Go through the material below and copy each line where the word "Communications" appears.
★ ★ ★ ★ ★
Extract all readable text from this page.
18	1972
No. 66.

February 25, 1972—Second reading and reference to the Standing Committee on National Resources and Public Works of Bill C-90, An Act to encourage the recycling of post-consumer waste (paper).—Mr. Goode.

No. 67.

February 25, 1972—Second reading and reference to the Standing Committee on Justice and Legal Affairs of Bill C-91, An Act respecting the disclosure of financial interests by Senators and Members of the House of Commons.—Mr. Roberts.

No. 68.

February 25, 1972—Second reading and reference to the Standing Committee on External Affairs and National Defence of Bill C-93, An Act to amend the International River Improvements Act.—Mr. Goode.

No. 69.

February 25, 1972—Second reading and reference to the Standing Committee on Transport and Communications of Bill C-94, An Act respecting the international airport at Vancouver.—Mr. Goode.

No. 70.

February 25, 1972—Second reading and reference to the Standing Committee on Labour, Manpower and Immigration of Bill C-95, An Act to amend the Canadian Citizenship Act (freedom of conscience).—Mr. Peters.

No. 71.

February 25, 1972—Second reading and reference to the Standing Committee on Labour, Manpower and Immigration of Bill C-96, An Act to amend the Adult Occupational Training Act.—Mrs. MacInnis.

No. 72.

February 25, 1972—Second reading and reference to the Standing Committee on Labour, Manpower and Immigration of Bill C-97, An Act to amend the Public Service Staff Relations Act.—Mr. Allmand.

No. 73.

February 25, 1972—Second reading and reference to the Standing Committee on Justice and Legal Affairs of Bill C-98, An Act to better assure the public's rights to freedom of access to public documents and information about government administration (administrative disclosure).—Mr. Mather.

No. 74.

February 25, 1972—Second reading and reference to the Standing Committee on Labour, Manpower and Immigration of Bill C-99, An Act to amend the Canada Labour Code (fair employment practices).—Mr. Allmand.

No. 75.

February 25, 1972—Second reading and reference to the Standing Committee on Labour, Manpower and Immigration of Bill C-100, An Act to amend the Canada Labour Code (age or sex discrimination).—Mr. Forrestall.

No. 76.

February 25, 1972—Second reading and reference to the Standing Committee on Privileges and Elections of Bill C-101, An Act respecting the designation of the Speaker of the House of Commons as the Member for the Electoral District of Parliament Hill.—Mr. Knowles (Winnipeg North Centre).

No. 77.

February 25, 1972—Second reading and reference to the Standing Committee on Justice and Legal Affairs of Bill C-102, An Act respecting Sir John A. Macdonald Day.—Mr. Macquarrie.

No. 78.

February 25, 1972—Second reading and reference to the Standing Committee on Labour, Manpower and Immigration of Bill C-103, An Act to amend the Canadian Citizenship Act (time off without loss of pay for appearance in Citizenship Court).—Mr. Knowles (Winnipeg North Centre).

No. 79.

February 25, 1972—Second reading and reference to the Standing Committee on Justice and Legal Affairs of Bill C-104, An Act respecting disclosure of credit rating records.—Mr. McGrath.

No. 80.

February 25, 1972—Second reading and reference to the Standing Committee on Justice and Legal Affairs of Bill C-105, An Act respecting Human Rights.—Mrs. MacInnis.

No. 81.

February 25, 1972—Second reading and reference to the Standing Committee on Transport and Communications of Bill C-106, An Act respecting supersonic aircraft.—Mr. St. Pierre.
★ ★ ★ ★ ★
**Output of the exercise**
February 25, 1972—Second reading and reference to the Standing Committee on Transport and Communications of Bill C-94, An Act respecting the international airport at Vancouver.—Mr. Goode.
February 25, 1972—Second reading and reference to the Standing Committee on Transport and Communications of Bill C-106, An Act respecting supersonic aircraft.—Mr. St. Pierre.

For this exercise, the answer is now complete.